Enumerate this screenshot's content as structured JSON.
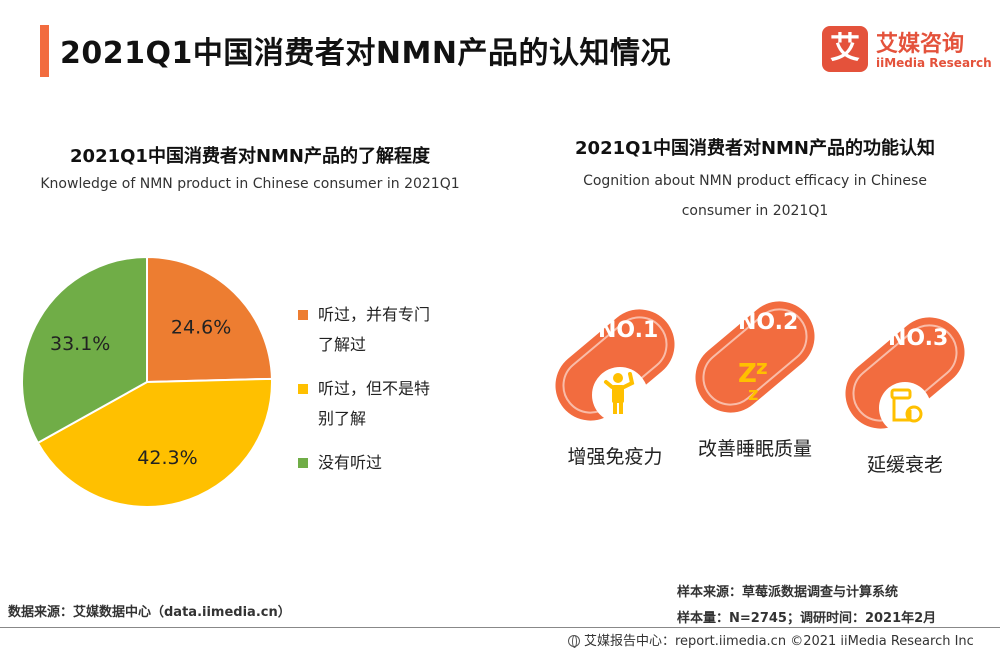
{
  "header": {
    "title": "2021Q1中国消费者对NMN产品的认知情况",
    "accent_color": "#F26C3F"
  },
  "logo": {
    "mark": "艾",
    "name_cn": "艾媒咨询",
    "name_en": "iiMedia Research",
    "brand_color": "#E4523B"
  },
  "chart_data": [
    {
      "type": "pie",
      "title": "2021Q1中国消费者对NMN产品的了解程度",
      "subtitle": "Knowledge of NMN product in Chinese consumer in 2021Q1",
      "categories": [
        "听过，并有专门了解过",
        "听过，但不是特别了解",
        "没有听过"
      ],
      "legend_lines": [
        [
          "听过，并有专门",
          "了解过"
        ],
        [
          "听过，但不是特",
          "别了解"
        ],
        [
          "没有听过"
        ]
      ],
      "values": [
        24.6,
        42.3,
        33.1
      ],
      "labels": [
        "24.6%",
        "42.3%",
        "33.1%"
      ],
      "colors": [
        "#ED7D31",
        "#FFC000",
        "#70AD47"
      ],
      "legend": "right"
    },
    {
      "type": "table",
      "title": "2021Q1中国消费者对NMN产品的功能认知",
      "subtitle_lines": [
        "Cognition about NMN product efficacy in Chinese",
        "consumer in 2021Q1"
      ],
      "ranks": [
        {
          "badge": "NO.1",
          "label": "增强免疫力",
          "icon": "strong-person-icon"
        },
        {
          "badge": "NO.2",
          "label": "改善睡眠质量",
          "icon": "sleep-zzz-icon"
        },
        {
          "badge": "NO.3",
          "label": "延缓衰老",
          "icon": "hourglass-icon"
        }
      ],
      "card_color": "#F26C3F",
      "icon_color": "#FFC000"
    }
  ],
  "footer": {
    "data_source": "数据来源：艾媒数据中心（data.iimedia.cn）",
    "sample_source": "样本来源：草莓派数据调查与计算系统",
    "sample_info": "样本量：N=2745；调研时间：2021年2月",
    "copyright": "艾媒报告中心：report.iimedia.cn  ©2021  iiMedia Research  Inc"
  }
}
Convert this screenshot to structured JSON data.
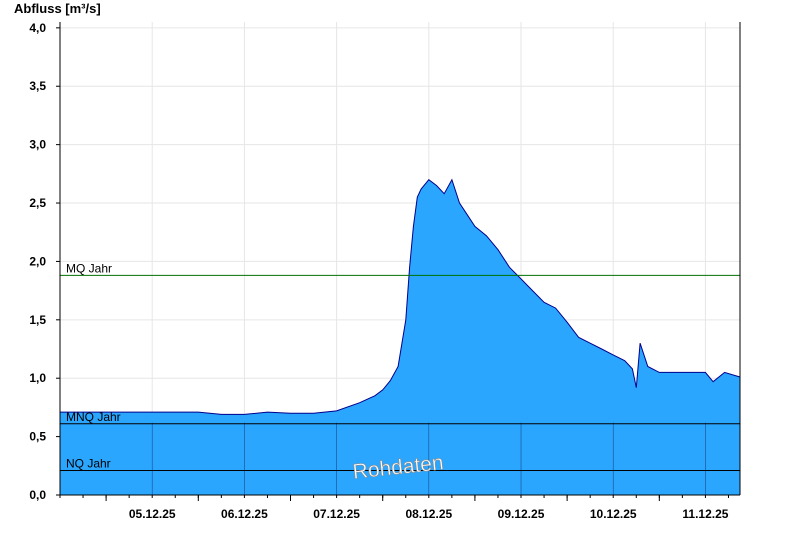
{
  "chart_data": {
    "type": "area",
    "ylabel": "Abfluss [m³/s]",
    "ylim": [
      0,
      4.05
    ],
    "yticks": [
      "0,0",
      "0,5",
      "1,0",
      "1,5",
      "2,0",
      "2,5",
      "3,0",
      "3,5",
      "4,0"
    ],
    "xlim": [
      "2025-12-04T12:00",
      "2025-12-11T21:00"
    ],
    "categories": [
      "05.12.25",
      "06.12.25",
      "07.12.25",
      "08.12.25",
      "09.12.25",
      "10.12.25",
      "11.12.25"
    ],
    "grid": true,
    "colors": {
      "fill": "#2aa6ff",
      "line": "#00008b",
      "mq_line": "#007000",
      "ref_line": "#000000"
    },
    "reference_lines": [
      {
        "label": "MQ Jahr",
        "value": 1.88
      },
      {
        "label": "MNQ Jahr",
        "value": 0.61
      },
      {
        "label": "NQ Jahr",
        "value": 0.21
      }
    ],
    "series": [
      {
        "x": [
          "2025-12-04T12:00",
          "2025-12-05T06:00",
          "2025-12-05T12:00",
          "2025-12-05T18:00",
          "2025-12-06T00:00",
          "2025-12-06T06:00",
          "2025-12-06T12:00",
          "2025-12-06T18:00",
          "2025-12-07T00:00",
          "2025-12-07T06:00",
          "2025-12-07T12:00",
          "2025-12-07T18:00",
          "2025-12-07T22:00",
          "2025-12-08T00:00",
          "2025-12-08T02:00",
          "2025-12-08T04:00",
          "2025-12-08T06:00",
          "2025-12-08T07:00",
          "2025-12-08T08:00",
          "2025-12-08T09:00",
          "2025-12-08T10:00",
          "2025-12-08T12:00",
          "2025-12-08T14:00",
          "2025-12-08T16:00",
          "2025-12-08T18:00",
          "2025-12-08T20:00",
          "2025-12-08T22:00",
          "2025-12-09T00:00",
          "2025-12-09T03:00",
          "2025-12-09T06:00",
          "2025-12-09T09:00",
          "2025-12-09T12:00",
          "2025-12-09T15:00",
          "2025-12-09T18:00",
          "2025-12-09T21:00",
          "2025-12-10T00:00",
          "2025-12-10T03:00",
          "2025-12-10T06:00",
          "2025-12-10T09:00",
          "2025-12-10T12:00",
          "2025-12-10T15:00",
          "2025-12-10T17:00",
          "2025-12-10T18:00",
          "2025-12-10T19:00",
          "2025-12-10T21:00",
          "2025-12-11T00:00",
          "2025-12-11T06:00",
          "2025-12-11T12:00",
          "2025-12-11T14:00",
          "2025-12-11T17:00",
          "2025-12-11T21:00"
        ],
        "values": [
          0.71,
          0.71,
          0.71,
          0.71,
          0.71,
          0.69,
          0.69,
          0.71,
          0.7,
          0.7,
          0.72,
          0.79,
          0.85,
          0.9,
          0.98,
          1.1,
          1.5,
          1.95,
          2.3,
          2.55,
          2.62,
          2.7,
          2.65,
          2.58,
          2.7,
          2.5,
          2.4,
          2.3,
          2.22,
          2.1,
          1.95,
          1.85,
          1.75,
          1.65,
          1.6,
          1.48,
          1.35,
          1.3,
          1.25,
          1.2,
          1.15,
          1.08,
          0.92,
          1.3,
          1.1,
          1.05,
          1.05,
          1.05,
          0.97,
          1.05,
          1.01
        ]
      }
    ]
  }
}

-----

- Required task -
Without the pictures, return the entries exactly as they appear.

- Finished exercise -
Enumerate this screenshot's content as structured JSON.
{
  "header": {
    "title": "2021Q1中国消费者对NMN产品的认知情况",
    "accent_color": "#F26C3F"
  },
  "logo": {
    "mark": "艾",
    "name_cn": "艾媒咨询",
    "name_en": "iiMedia Research",
    "brand_color": "#E4523B"
  },
  "chart_data": [
    {
      "type": "pie",
      "title": "2021Q1中国消费者对NMN产品的了解程度",
      "subtitle": "Knowledge of NMN product in Chinese consumer in 2021Q1",
      "categories": [
        "听过，并有专门了解过",
        "听过，但不是特别了解",
        "没有听过"
      ],
      "legend_lines": [
        [
          "听过，并有专门",
          "了解过"
        ],
        [
          "听过，但不是特",
          "别了解"
        ],
        [
          "没有听过"
        ]
      ],
      "values": [
        24.6,
        42.3,
        33.1
      ],
      "labels": [
        "24.6%",
        "42.3%",
        "33.1%"
      ],
      "colors": [
        "#ED7D31",
        "#FFC000",
        "#70AD47"
      ],
      "legend": "right"
    },
    {
      "type": "table",
      "title": "2021Q1中国消费者对NMN产品的功能认知",
      "subtitle_lines": [
        "Cognition about NMN product efficacy in Chinese",
        "consumer in 2021Q1"
      ],
      "ranks": [
        {
          "badge": "NO.1",
          "label": "增强免疫力",
          "icon": "strong-person-icon"
        },
        {
          "badge": "NO.2",
          "label": "改善睡眠质量",
          "icon": "sleep-zzz-icon"
        },
        {
          "badge": "NO.3",
          "label": "延缓衰老",
          "icon": "hourglass-icon"
        }
      ],
      "card_color": "#F26C3F",
      "icon_color": "#FFC000"
    }
  ],
  "footer": {
    "data_source": "数据来源：艾媒数据中心（data.iimedia.cn）",
    "sample_source": "样本来源：草莓派数据调查与计算系统",
    "sample_info": "样本量：N=2745；调研时间：2021年2月",
    "copyright": "艾媒报告中心：report.iimedia.cn  ©2021  iiMedia Research  Inc"
  }
}
Convert this screenshot to structured JSON data.
{
  "chart_data": {
    "type": "area",
    "ylabel": "Abfluss [m³/s]",
    "ylim": [
      0,
      4.05
    ],
    "yticks": [
      "0,0",
      "0,5",
      "1,0",
      "1,5",
      "2,0",
      "2,5",
      "3,0",
      "3,5",
      "4,0"
    ],
    "xlim": [
      "2025-12-04T12:00",
      "2025-12-11T21:00"
    ],
    "categories": [
      "05.12.25",
      "06.12.25",
      "07.12.25",
      "08.12.25",
      "09.12.25",
      "10.12.25",
      "11.12.25"
    ],
    "grid": true,
    "colors": {
      "fill": "#2aa6ff",
      "line": "#00008b",
      "mq_line": "#007000",
      "ref_line": "#000000"
    },
    "reference_lines": [
      {
        "label": "MQ Jahr",
        "value": 1.88
      },
      {
        "label": "MNQ Jahr",
        "value": 0.61
      },
      {
        "label": "NQ Jahr",
        "value": 0.21
      }
    ],
    "series": [
      {
        "x": [
          "2025-12-04T12:00",
          "2025-12-05T06:00",
          "2025-12-05T12:00",
          "2025-12-05T18:00",
          "2025-12-06T00:00",
          "2025-12-06T06:00",
          "2025-12-06T12:00",
          "2025-12-06T18:00",
          "2025-12-07T00:00",
          "2025-12-07T06:00",
          "2025-12-07T12:00",
          "2025-12-07T18:00",
          "2025-12-07T22:00",
          "2025-12-08T00:00",
          "2025-12-08T02:00",
          "2025-12-08T04:00",
          "2025-12-08T06:00",
          "2025-12-08T07:00",
          "2025-12-08T08:00",
          "2025-12-08T09:00",
          "2025-12-08T10:00",
          "2025-12-08T12:00",
          "2025-12-08T14:00",
          "2025-12-08T16:00",
          "2025-12-08T18:00",
          "2025-12-08T20:00",
          "2025-12-08T22:00",
          "2025-12-09T00:00",
          "2025-12-09T03:00",
          "2025-12-09T06:00",
          "2025-12-09T09:00",
          "2025-12-09T12:00",
          "2025-12-09T15:00",
          "2025-12-09T18:00",
          "2025-12-09T21:00",
          "2025-12-10T00:00",
          "2025-12-10T03:00",
          "2025-12-10T06:00",
          "2025-12-10T09:00",
          "2025-12-10T12:00",
          "2025-12-10T15:00",
          "2025-12-10T17:00",
          "2025-12-10T18:00",
          "2025-12-10T19:00",
          "2025-12-10T21:00",
          "2025-12-11T00:00",
          "2025-12-11T06:00",
          "2025-12-11T12:00",
          "2025-12-11T14:00",
          "2025-12-11T17:00",
          "2025-12-11T21:00"
        ],
        "values": [
          0.71,
          0.71,
          0.71,
          0.71,
          0.71,
          0.69,
          0.69,
          0.71,
          0.7,
          0.7,
          0.72,
          0.79,
          0.85,
          0.9,
          0.98,
          1.1,
          1.5,
          1.95,
          2.3,
          2.55,
          2.62,
          2.7,
          2.65,
          2.58,
          2.7,
          2.5,
          2.4,
          2.3,
          2.22,
          2.1,
          1.95,
          1.85,
          1.75,
          1.65,
          1.6,
          1.48,
          1.35,
          1.3,
          1.25,
          1.2,
          1.15,
          1.08,
          0.92,
          1.3,
          1.1,
          1.05,
          1.05,
          1.05,
          0.97,
          1.05,
          1.01
        ]
      }
    ]
  }
}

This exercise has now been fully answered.